** start **

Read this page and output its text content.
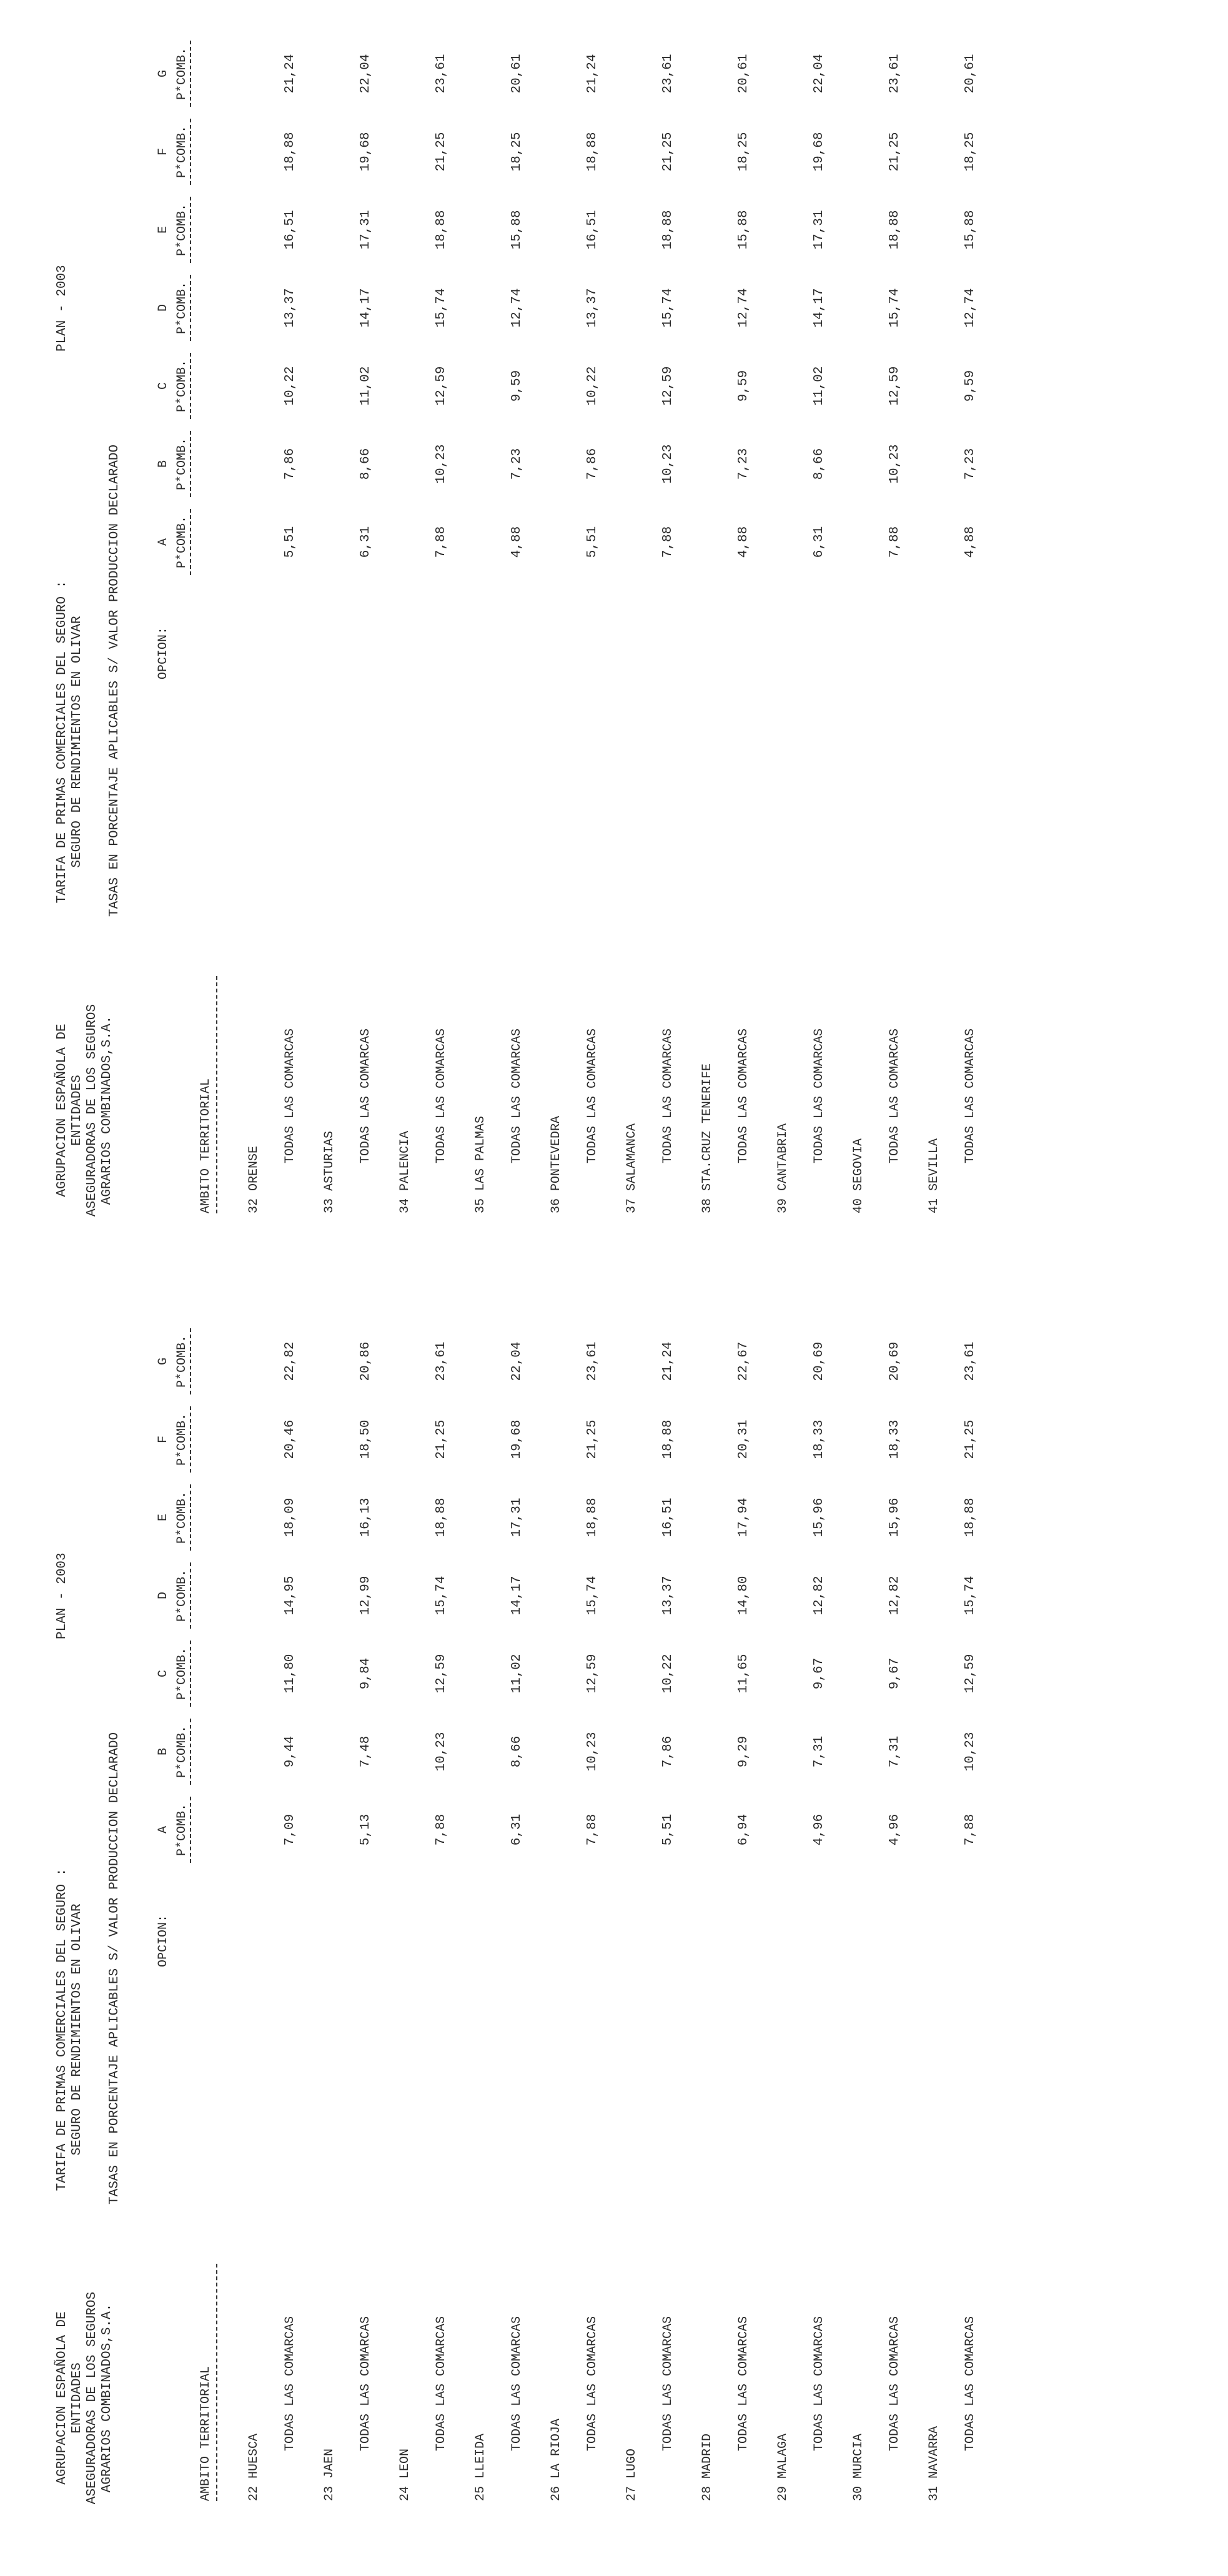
AGRUPACION ESPAÑOLA DE ENTIDADES ASEGURADORAS DE LOS SEGUROS AGRARIOS COMBINADOS,S.A.
TARIFA DE PRIMAS COMERCIALES DEL SEGURO : SEGURO DE RENDIMIENTOS EN OLIVAR TASAS EN PORCENTAJE APLICABLES S/ VALOR PRODUCCION DECLARADO
PLAN - 2003
OPCION:
A P*COMB.
B P*COMB.
C P*COMB.
D P*COMB.
E P*COMB.
F P*COMB.
G P*COMB.
AMBITO TERRITORIAL	22 HUESCA
TODAS LAS COMARCAS
7,09
9,44
11,80
14,95
18,09
20,46
22,82
23 JAEN
TODAS LAS COMARCAS
5,13
7,48
9,84
12,99
16,13
18,50
20,86
24 LEON
TODAS LAS COMARCAS
7,88
10,23
12,59
15,74
18,88
21,25
23,61
25 LLEIDA
TODAS LAS COMARCAS
6,31
8,66
11,02
14,17
17,31
19,68
22,04
26 LA RIOJA
TODAS LAS COMARCAS
7,88
10,23
12,59
15,74
18,88
21,25
23,61
27 LUGO
TODAS LAS COMARCAS
5,51
7,86
10,22
13,37
16,51
18,88
21,24
28 MADRID
TODAS LAS COMARCAS
6,94
9,29
11,65
14,80
17,94
20,31
22,67
29 MALAGA
TODAS LAS COMARCAS
4,96
7,31
9,67
12,82
15,96
18,33
20,69
30 MURCIA
TODAS LAS COMARCAS
4,96
7,31
9,67
12,82
15,96
18,33
20,69
31 NAVARRA
TODAS LAS COMARCAS
7,88
10,23
12,59
15,74
18,88
21,25
23,61
AGRUPACION ESPAÑOLA DE ENTIDADES ASEGURADORAS DE LOS SEGUROS AGRARIOS COMBINADOS,S.A.
TARIFA DE PRIMAS COMERCIALES DEL SEGURO : SEGURO DE RENDIMIENTOS EN OLIVAR TASAS EN PORCENTAJE APLICABLES S/ VALOR PRODUCCION DECLARADO
PLAN - 2003
OPCION:
A P*COMB.
B P*COMB.
C P*COMB.
D P*COMB.
E P*COMB.
F P*COMB.
G P*COMB.
AMBITO TERRITORIAL	32 ORENSE
TODAS LAS COMARCAS
5,51
7,86
10,22
13,37
16,51
18,88
21,24
33 ASTURIAS
TODAS LAS COMARCAS
6,31
8,66
11,02
14,17
17,31
19,68
22,04
34 PALENCIA
TODAS LAS COMARCAS
7,88
10,23
12,59
15,74
18,88
21,25
23,61
35 LAS PALMAS
TODAS LAS COMARCAS
4,88
7,23
9,59
12,74
15,88
18,25
20,61
36 PONTEVEDRA
TODAS LAS COMARCAS
5,51
7,86
10,22
13,37
16,51
18,88
21,24
37 SALAMANCA
TODAS LAS COMARCAS
7,88
10,23
12,59
15,74
18,88
21,25
23,61
38 STA.CRUZ TENERIFE TODAS LAS COMARCAS
4,88
7,23
9,59
12,74
15,88
18,25
20,61
39 CANTABRIA
TODAS LAS COMARCAS
6,31
8,66
11,02
14,17
17,31
19,68
22,04
40 SEGOVIA
TODAS LAS COMARCAS
7,88
10,23
12,59
15,74
18,88
21,25
23,61
41 SEVILLA
TODAS LAS COMARCAS
4,88
7,23
9,59
12,74
15,88
18,25
20,61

** end **

### DIRECTIONS
Without the pictures, print the whole listing exactly as given.

### OUTPUT FOR THIS TASK
Read this page and output its text content.
AGRUPACION ESPAÑOLA DE ENTIDADES ASEGURADORAS DE LOS SEGUROS AGRARIOS COMBINADOS,S.A.
TARIFA DE PRIMAS COMERCIALES DEL SEGURO : SEGURO DE RENDIMIENTOS EN OLIVAR TASAS EN PORCENTAJE APLICABLES S/ VALOR PRODUCCION DECLARADO
PLAN - 2003
OPCION:
A P*COMB.
B P*COMB.
C P*COMB.
D P*COMB.
E P*COMB.
F P*COMB.
G P*COMB.
AMBITO TERRITORIAL	22 HUESCA
TODAS LAS COMARCAS
7,09
9,44
11,80
14,95
18,09
20,46
22,82
23 JAEN
TODAS LAS COMARCAS
5,13
7,48
9,84
12,99
16,13
18,50
20,86
24 LEON
TODAS LAS COMARCAS
7,88
10,23
12,59
15,74
18,88
21,25
23,61
25 LLEIDA
TODAS LAS COMARCAS
6,31
8,66
11,02
14,17
17,31
19,68
22,04
26 LA RIOJA
TODAS LAS COMARCAS
7,88
10,23
12,59
15,74
18,88
21,25
23,61
27 LUGO
TODAS LAS COMARCAS
5,51
7,86
10,22
13,37
16,51
18,88
21,24
28 MADRID
TODAS LAS COMARCAS
6,94
9,29
11,65
14,80
17,94
20,31
22,67
29 MALAGA
TODAS LAS COMARCAS
4,96
7,31
9,67
12,82
15,96
18,33
20,69
30 MURCIA
TODAS LAS COMARCAS
4,96
7,31
9,67
12,82
15,96
18,33
20,69
31 NAVARRA
TODAS LAS COMARCAS
7,88
10,23
12,59
15,74
18,88
21,25
23,61
AGRUPACION ESPAÑOLA DE ENTIDADES ASEGURADORAS DE LOS SEGUROS AGRARIOS COMBINADOS,S.A.
TARIFA DE PRIMAS COMERCIALES DEL SEGURO : SEGURO DE RENDIMIENTOS EN OLIVAR TASAS EN PORCENTAJE APLICABLES S/ VALOR PRODUCCION DECLARADO
PLAN - 2003
OPCION:
A P*COMB.
B P*COMB.
C P*COMB.
D P*COMB.
E P*COMB.
F P*COMB.
G P*COMB.
AMBITO TERRITORIAL	32 ORENSE
TODAS LAS COMARCAS
5,51
7,86
10,22
13,37
16,51
18,88
21,24
33 ASTURIAS
TODAS LAS COMARCAS
6,31
8,66
11,02
14,17
17,31
19,68
22,04
34 PALENCIA
TODAS LAS COMARCAS
7,88
10,23
12,59
15,74
18,88
21,25
23,61
35 LAS PALMAS
TODAS LAS COMARCAS
4,88
7,23
9,59
12,74
15,88
18,25
20,61
36 PONTEVEDRA
TODAS LAS COMARCAS
5,51
7,86
10,22
13,37
16,51
18,88
21,24
37 SALAMANCA
TODAS LAS COMARCAS
7,88
10,23
12,59
15,74
18,88
21,25
23,61
38 STA.CRUZ TENERIFE TODAS LAS COMARCAS
4,88
7,23
9,59
12,74
15,88
18,25
20,61
39 CANTABRIA
TODAS LAS COMARCAS
6,31
8,66
11,02
14,17
17,31
19,68
22,04
40 SEGOVIA
TODAS LAS COMARCAS
7,88
10,23
12,59
15,74
18,88
21,25
23,61
41 SEVILLA
TODAS LAS COMARCAS
4,88
7,23
9,59
12,74
15,88
18,25
20,61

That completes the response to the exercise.